▶ Stated task:
Each entry below must be repeated exactly, with pictures left out.

▶ Data supplied:
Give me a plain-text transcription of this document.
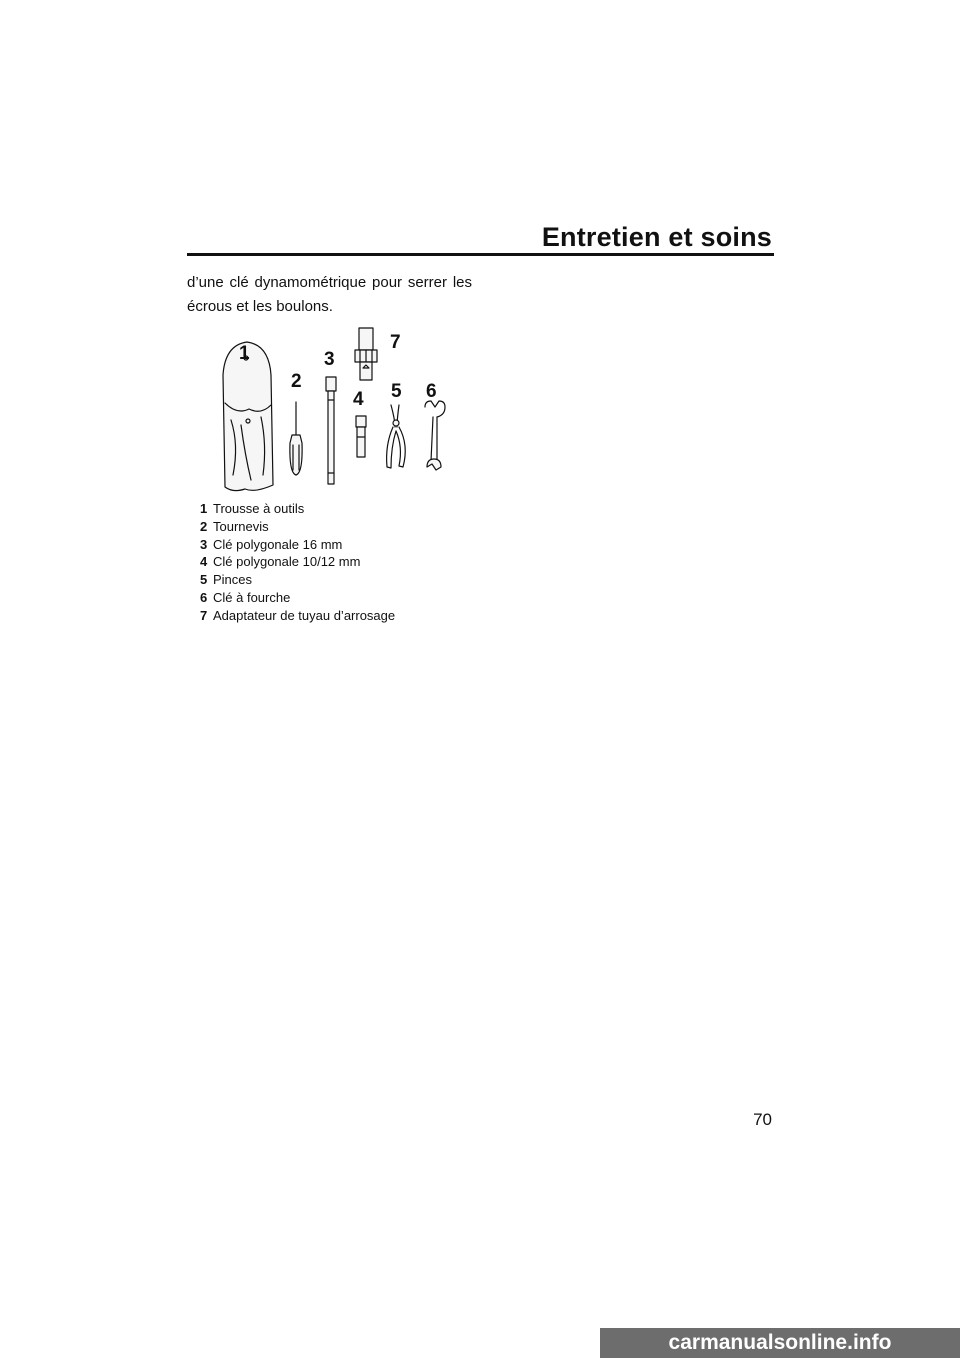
Entretien et soins

d’une clé dynamométrique pour serrer les écrous et les boulons.

1
2
3
4 5 6
7
1 Trousse à outils
2 Tournevis
3 Clé polygonale 16 mm
4 Clé polygonale 10/12 mm
5 Pinces
6 Clé à fourche
7 Adaptateur de tuyau d’arrosage
70
carmanualsonline.info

▶ Response to this task:
Give me a plain-text transcription of this document.
Entretien et soins

d’une clé dynamométrique pour serrer les écrous et les boulons.

1
2
3
4 5 6
7
1 Trousse à outils
2 Tournevis
3 Clé polygonale 16 mm
4 Clé polygonale 10/12 mm
5 Pinces
6 Clé à fourche
7 Adaptateur de tuyau d’arrosage
70
carmanualsonline.info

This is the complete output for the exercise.